Start of Extract to read

IT is only the data custodian – the whole business owns the data.

A more sustainable alternative is a non-invasive, human-centred approach that meets people where they are, focuses on practical value and builds from the inside out.

What non-invasive data governance looks like

Non-invasive data governance is an approach developed by Robert S Seiner. The key insight behind this approach is that data governance is already happening in most organisations. Businesses wouldn’t function if they weren’t governing their data to some extent. It’s just that it is being done informally and inconsistently.

There are always people in the business who know where the data is, how it’s used, what it means and what to watch out for. These are typically your subject matter experts – your informal and unrecognised data stewards. The goal isn’t to add work or give them new titles. It’s to recognise a role they are already performing, support them and create structure around what’s already working.

This is what some call data governance by stealth. Instead of trying to heavy-handedly change everything, it evolves naturally and organically.

To adopt this approach, start with the basics:

Check for readiness: The organisation must want to do it. If there’s no recognition that governance matters – whether for data quality, efficiency, or AI readiness – it’s a non-starter.

End of Extract to read
Start of Data shown

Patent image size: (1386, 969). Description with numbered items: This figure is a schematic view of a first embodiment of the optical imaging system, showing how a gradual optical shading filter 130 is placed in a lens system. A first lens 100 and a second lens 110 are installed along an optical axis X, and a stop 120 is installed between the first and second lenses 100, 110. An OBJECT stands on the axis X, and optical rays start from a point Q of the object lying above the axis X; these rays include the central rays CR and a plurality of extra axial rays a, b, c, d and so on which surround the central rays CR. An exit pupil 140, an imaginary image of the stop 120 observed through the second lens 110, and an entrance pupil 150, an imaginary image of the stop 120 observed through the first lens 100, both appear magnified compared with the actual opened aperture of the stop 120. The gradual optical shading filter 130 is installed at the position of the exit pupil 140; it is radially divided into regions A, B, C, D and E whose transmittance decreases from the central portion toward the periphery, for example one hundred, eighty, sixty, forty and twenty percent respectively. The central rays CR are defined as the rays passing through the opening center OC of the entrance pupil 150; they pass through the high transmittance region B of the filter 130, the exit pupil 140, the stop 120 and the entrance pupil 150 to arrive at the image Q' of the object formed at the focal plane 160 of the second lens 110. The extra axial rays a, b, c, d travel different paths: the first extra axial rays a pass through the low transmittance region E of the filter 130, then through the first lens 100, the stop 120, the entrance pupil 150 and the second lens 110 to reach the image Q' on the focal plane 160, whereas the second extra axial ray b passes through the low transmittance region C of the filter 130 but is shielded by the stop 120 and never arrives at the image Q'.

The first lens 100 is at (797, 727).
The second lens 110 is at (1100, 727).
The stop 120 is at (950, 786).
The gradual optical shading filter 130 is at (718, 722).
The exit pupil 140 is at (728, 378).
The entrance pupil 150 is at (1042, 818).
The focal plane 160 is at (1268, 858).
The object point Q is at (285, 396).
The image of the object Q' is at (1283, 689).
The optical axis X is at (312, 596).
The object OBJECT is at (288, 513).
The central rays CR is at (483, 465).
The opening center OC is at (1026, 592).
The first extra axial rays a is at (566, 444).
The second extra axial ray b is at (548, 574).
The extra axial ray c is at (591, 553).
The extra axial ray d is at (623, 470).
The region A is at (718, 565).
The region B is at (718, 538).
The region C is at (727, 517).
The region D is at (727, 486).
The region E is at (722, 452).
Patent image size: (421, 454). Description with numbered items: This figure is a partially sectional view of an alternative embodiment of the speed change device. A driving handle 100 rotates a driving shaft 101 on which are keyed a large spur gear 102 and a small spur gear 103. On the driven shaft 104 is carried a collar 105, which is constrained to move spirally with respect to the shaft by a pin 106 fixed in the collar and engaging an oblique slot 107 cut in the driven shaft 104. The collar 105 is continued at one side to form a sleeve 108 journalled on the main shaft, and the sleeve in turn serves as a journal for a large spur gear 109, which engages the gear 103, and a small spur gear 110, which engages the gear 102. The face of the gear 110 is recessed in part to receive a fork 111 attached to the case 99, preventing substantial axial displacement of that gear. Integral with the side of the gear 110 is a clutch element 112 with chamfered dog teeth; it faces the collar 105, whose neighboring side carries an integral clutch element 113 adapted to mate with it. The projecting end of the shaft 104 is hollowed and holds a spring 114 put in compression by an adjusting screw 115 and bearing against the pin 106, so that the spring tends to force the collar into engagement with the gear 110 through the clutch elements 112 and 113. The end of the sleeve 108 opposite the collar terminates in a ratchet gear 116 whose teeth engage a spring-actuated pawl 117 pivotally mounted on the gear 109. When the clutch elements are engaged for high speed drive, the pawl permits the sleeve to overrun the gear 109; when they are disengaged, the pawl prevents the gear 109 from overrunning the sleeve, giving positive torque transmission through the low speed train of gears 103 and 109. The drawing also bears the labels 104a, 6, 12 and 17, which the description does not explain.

End of Data shown

**What this exercise asks:**
a) Could you repeat the passage on non-invasive data governance from "To adopt this" up to and including "it’s a non-starter.", replacing "non-starter" with "dead end"?
b) What comes next in the passage on non-invasive data governance? Continue it from its final sentence.

**Activity answers:**
a)
To adopt this approach, start with the basics:

Check for readiness: The organisation must want to do it. If there’s no recognition that governance matters – whether for data quality, efficiency, or AI readiness – it’s a dead end.

b)
Get executive support: Like any meaningful change, governance won’t get far without buy-in from leadership. It needs vocal sponsorship and visible involvement from senior decision-makers.

Do a critical analysis: This involves education and awareness-building – helping the business understand what good data governance looks like, and what’s involved. Then benchmark where it is now, identify gaps and define best practice for its context.

Build a roadmap: The analysis should feed into a clear roadmap, including an operating model, change plan, communications strategy and recommendations for supporting tools. Governance isn’t a tech project – it’s a people one – so change management is critical.

Show it’s already happening: One of the most powerful parts of this approach is pointing out that governance is already being done – just in silos and without coordination. Bringing this to light often leads to “aha” moments that build buy-in and reduce resistance.

Business support is critical

Too often, data governance is seen as IT’s responsibility. But IT is only the data custodian – the whole business owns the data. Like HR, finance or operations, data is driven by business functions and should be treated as such.

The challenge is that, unlike some other business processes, the benefits of data governance can be indirect and hard to quantify. The company may not be able to say exactly how much better the business runs because of improved metadata management or lineage – but the impact is real.

Better governance leads to better data quality. That, in turn, leads to less rework, lower risk, fewer errors and more trust in decision-making.

The need for governance has never been more urgent – especially as organisations move towards AI, and self-service analytics.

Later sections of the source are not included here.